Extract each line of the data and write it out again exactly.

+++ Supplied material

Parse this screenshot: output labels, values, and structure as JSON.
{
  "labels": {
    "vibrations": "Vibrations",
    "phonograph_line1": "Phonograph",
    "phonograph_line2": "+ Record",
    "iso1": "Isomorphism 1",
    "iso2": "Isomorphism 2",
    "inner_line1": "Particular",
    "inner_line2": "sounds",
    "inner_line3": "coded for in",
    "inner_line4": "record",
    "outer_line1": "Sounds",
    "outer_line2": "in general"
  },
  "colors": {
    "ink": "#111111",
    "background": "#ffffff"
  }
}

++++++

# Task response
Parse this screenshot: output labels, values, and structure as JSON.
{
  "labels": {
    "vibrations": "Vibrations",
    "phonograph_line1": "Phonograph",
    "phonograph_line2": "+ Record",
    "iso1": "Isomorphism 1",
    "iso2": "Isomorphism 2",
    "inner_line1": "Particular",
    "inner_line2": "sounds",
    "inner_line3": "coded for in",
    "inner_line4": "record",
    "outer_line1": "Sounds",
    "outer_line2": "in general"
  },
  "colors": {
    "ink": "#111111",
    "background": "#ffffff"
  }
}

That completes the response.